▶ _WRITTEN EXERCISE_: Check every line below for the word "Васенькой" and copy the ones that have it.

(Stored records)
++++++++

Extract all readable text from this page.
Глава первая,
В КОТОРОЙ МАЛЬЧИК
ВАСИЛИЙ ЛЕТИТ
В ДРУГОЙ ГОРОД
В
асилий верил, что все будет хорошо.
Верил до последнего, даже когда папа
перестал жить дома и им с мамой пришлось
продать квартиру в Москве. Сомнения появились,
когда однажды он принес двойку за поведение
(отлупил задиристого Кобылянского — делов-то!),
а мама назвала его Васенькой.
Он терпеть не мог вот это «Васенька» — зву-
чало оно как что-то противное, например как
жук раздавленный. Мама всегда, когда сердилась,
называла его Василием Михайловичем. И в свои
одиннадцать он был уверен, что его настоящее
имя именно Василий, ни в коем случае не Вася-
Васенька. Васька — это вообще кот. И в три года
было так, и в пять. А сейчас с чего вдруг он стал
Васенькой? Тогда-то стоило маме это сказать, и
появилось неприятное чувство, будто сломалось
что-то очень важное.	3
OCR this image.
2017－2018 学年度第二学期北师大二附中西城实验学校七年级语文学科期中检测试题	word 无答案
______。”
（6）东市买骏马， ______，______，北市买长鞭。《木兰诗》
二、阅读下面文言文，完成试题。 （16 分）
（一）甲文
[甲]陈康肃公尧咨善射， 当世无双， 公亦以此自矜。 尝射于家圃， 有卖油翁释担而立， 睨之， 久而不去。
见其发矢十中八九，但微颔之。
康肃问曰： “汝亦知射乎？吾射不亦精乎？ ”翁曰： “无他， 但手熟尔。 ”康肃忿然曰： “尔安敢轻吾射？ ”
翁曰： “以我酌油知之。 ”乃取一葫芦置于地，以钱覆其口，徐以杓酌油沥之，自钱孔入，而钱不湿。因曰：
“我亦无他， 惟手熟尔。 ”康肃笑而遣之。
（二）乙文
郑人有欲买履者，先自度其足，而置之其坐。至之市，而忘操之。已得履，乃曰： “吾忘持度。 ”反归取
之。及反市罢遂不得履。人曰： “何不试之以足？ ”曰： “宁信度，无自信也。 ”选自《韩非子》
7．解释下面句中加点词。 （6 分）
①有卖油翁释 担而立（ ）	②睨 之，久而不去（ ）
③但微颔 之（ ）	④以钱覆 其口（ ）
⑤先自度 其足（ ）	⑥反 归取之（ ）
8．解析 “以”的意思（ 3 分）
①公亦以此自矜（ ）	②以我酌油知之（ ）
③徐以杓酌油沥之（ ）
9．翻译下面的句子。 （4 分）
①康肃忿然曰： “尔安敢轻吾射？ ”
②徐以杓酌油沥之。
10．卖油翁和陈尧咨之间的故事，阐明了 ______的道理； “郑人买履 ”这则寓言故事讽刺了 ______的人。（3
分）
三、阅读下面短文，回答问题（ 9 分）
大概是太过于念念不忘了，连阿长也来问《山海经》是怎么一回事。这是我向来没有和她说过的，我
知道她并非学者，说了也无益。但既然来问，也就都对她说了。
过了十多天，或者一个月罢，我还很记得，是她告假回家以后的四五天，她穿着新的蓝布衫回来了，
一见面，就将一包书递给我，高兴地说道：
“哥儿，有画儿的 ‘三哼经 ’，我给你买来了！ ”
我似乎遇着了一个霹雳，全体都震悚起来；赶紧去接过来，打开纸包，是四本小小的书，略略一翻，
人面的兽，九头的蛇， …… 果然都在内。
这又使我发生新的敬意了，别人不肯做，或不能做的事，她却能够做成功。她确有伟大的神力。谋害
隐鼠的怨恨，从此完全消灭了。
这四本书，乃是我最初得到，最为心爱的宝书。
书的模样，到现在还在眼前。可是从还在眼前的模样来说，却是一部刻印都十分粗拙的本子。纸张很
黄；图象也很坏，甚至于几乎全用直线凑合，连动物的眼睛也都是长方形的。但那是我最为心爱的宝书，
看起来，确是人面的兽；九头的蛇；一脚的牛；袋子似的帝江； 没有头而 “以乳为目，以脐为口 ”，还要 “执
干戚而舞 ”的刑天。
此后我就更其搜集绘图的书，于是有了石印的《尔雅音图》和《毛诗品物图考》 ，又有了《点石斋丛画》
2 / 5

++++++++

▶ _RESULT OF THE EXERCISE_:
а мама назвала его Васенькой.
Васенькой? Тогда-то стоило маме это сказать, и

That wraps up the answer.